Output the lines that follow exactly as they are.
§ §
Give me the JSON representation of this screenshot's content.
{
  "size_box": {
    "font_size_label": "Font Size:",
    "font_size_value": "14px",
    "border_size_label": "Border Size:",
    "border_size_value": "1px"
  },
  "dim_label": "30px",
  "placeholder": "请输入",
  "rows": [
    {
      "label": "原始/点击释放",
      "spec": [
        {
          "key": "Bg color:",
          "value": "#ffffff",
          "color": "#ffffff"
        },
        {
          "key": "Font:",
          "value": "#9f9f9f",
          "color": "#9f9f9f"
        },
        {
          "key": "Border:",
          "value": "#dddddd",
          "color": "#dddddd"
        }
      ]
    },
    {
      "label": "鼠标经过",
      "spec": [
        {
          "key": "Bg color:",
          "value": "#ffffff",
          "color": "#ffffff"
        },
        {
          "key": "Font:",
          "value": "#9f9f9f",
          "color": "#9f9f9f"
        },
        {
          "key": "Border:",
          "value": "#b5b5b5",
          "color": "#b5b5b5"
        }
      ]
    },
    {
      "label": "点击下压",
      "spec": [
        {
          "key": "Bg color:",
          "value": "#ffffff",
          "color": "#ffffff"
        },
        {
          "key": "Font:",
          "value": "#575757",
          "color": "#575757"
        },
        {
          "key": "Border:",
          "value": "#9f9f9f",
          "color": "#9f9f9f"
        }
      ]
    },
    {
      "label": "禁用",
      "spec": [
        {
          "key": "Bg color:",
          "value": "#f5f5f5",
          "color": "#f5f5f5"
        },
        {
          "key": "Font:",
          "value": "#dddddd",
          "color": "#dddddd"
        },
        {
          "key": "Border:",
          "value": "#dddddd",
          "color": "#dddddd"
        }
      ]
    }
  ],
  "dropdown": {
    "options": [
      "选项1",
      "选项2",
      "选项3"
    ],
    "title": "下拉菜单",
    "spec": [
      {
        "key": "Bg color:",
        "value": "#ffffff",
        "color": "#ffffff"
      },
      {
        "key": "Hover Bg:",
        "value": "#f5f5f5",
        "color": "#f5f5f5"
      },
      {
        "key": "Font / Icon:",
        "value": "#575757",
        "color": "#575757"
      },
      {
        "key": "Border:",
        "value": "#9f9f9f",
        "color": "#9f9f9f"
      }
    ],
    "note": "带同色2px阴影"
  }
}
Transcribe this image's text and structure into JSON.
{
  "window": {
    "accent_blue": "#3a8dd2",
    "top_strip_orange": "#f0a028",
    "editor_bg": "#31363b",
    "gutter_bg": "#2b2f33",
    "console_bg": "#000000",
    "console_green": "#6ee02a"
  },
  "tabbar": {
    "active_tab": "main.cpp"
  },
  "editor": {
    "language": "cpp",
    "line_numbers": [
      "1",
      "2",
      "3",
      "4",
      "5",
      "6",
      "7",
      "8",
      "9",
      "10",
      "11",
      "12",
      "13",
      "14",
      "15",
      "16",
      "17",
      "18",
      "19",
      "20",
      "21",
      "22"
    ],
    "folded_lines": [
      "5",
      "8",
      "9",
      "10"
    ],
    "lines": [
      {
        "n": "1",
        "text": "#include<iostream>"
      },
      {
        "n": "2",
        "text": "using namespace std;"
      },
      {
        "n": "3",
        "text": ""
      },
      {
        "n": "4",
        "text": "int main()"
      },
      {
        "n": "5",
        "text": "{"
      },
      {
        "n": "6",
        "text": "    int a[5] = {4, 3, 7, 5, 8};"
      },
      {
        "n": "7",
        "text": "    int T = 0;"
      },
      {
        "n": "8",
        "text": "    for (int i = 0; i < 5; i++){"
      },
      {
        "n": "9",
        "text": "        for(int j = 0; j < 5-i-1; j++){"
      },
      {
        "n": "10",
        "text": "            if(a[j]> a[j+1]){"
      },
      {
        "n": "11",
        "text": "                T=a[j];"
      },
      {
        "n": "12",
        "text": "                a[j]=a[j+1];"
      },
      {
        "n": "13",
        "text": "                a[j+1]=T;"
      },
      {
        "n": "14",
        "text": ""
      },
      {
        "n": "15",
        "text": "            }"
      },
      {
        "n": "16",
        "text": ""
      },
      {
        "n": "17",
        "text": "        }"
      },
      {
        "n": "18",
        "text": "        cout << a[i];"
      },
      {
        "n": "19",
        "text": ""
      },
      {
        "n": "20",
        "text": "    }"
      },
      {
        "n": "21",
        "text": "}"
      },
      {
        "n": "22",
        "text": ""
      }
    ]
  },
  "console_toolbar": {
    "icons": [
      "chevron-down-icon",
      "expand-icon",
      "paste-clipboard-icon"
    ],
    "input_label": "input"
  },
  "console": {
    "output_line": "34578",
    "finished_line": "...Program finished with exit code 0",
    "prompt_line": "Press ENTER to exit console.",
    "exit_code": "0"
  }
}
§ §
▶ **Completed exercise**:
Give me the JSON representation of this screenshot's content.
{
  "size_box": {
    "font_size_label": "Font Size:",
    "font_size_value": "14px",
    "border_size_label": "Border Size:",
    "border_size_value": "1px"
  },
  "dim_label": "30px",
  "placeholder": "请输入",
  "rows": [
    {
      "label": "原始/点击释放",
      "spec": [
        {
          "key": "Bg color:",
          "value": "#ffffff",
          "color": "#ffffff"
        },
        {
          "key": "Font:",
          "value": "#9f9f9f",
          "color": "#9f9f9f"
        },
        {
          "key": "Border:",
          "value": "#dddddd",
          "color": "#dddddd"
        }
      ]
    },
    {
      "label": "鼠标经过",
      "spec": [
        {
          "key": "Bg color:",
          "value": "#ffffff",
          "color": "#ffffff"
        },
        {
          "key": "Font:",
          "value": "#9f9f9f",
          "color": "#9f9f9f"
        },
        {
          "key": "Border:",
          "value": "#b5b5b5",
          "color": "#b5b5b5"
        }
      ]
    },
    {
      "label": "点击下压",
      "spec": [
        {
          "key": "Bg color:",
          "value": "#ffffff",
          "color": "#ffffff"
        },
        {
          "key": "Font:",
          "value": "#575757",
          "color": "#575757"
        },
        {
          "key": "Border:",
          "value": "#9f9f9f",
          "color": "#9f9f9f"
        }
      ]
    },
    {
      "label": "禁用",
      "spec": [
        {
          "key": "Bg color:",
          "value": "#f5f5f5",
          "color": "#f5f5f5"
        },
        {
          "key": "Font:",
          "value": "#dddddd",
          "color": "#dddddd"
        },
        {
          "key": "Border:",
          "value": "#dddddd",
          "color": "#dddddd"
        }
      ]
    }
  ],
  "dropdown": {
    "options": [
      "选项1",
      "选项2",
      "选项3"
    ],
    "title": "下拉菜单",
    "spec": [
      {
        "key": "Bg color:",
        "value": "#ffffff",
        "color": "#ffffff"
      },
      {
        "key": "Hover Bg:",
        "value": "#f5f5f5",
        "color": "#f5f5f5"
      },
      {
        "key": "Font / Icon:",
        "value": "#575757",
        "color": "#575757"
      },
      {
        "key": "Border:",
        "value": "#9f9f9f",
        "color": "#9f9f9f"
      }
    ],
    "note": "带同色2px阴影"
  }
}
Transcribe this image's text and structure into JSON.
{
  "window": {
    "accent_blue": "#3a8dd2",
    "top_strip_orange": "#f0a028",
    "editor_bg": "#31363b",
    "gutter_bg": "#2b2f33",
    "console_bg": "#000000",
    "console_green": "#6ee02a"
  },
  "tabbar": {
    "active_tab": "main.cpp"
  },
  "editor": {
    "language": "cpp",
    "line_numbers": [
      "1",
      "2",
      "3",
      "4",
      "5",
      "6",
      "7",
      "8",
      "9",
      "10",
      "11",
      "12",
      "13",
      "14",
      "15",
      "16",
      "17",
      "18",
      "19",
      "20",
      "21",
      "22"
    ],
    "folded_lines": [
      "5",
      "8",
      "9",
      "10"
    ],
    "lines": [
      {
        "n": "1",
        "text": "#include<iostream>"
      },
      {
        "n": "2",
        "text": "using namespace std;"
      },
      {
        "n": "3",
        "text": ""
      },
      {
        "n": "4",
        "text": "int main()"
      },
      {
        "n": "5",
        "text": "{"
      },
      {
        "n": "6",
        "text": "    int a[5] = {4, 3, 7, 5, 8};"
      },
      {
        "n": "7",
        "text": "    int T = 0;"
      },
      {
        "n": "8",
        "text": "    for (int i = 0; i < 5; i++){"
      },
      {
        "n": "9",
        "text": "        for(int j = 0; j < 5-i-1; j++){"
      },
      {
        "n": "10",
        "text": "            if(a[j]> a[j+1]){"
      },
      {
        "n": "11",
        "text": "                T=a[j];"
      },
      {
        "n": "12",
        "text": "                a[j]=a[j+1];"
      },
      {
        "n": "13",
        "text": "                a[j+1]=T;"
      },
      {
        "n": "14",
        "text": ""
      },
      {
        "n": "15",
        "text": "            }"
      },
      {
        "n": "16",
        "text": ""
      },
      {
        "n": "17",
        "text": "        }"
      },
      {
        "n": "18",
        "text": "        cout << a[i];"
      },
      {
        "n": "19",
        "text": ""
      },
      {
        "n": "20",
        "text": "    }"
      },
      {
        "n": "21",
        "text": "}"
      },
      {
        "n": "22",
        "text": ""
      }
    ]
  },
  "console_toolbar": {
    "icons": [
      "chevron-down-icon",
      "expand-icon",
      "paste-clipboard-icon"
    ],
    "input_label": "input"
  },
  "console": {
    "output_line": "34578",
    "finished_line": "...Program finished with exit code 0",
    "prompt_line": "Press ENTER to exit console.",
    "exit_code": "0"
  }
}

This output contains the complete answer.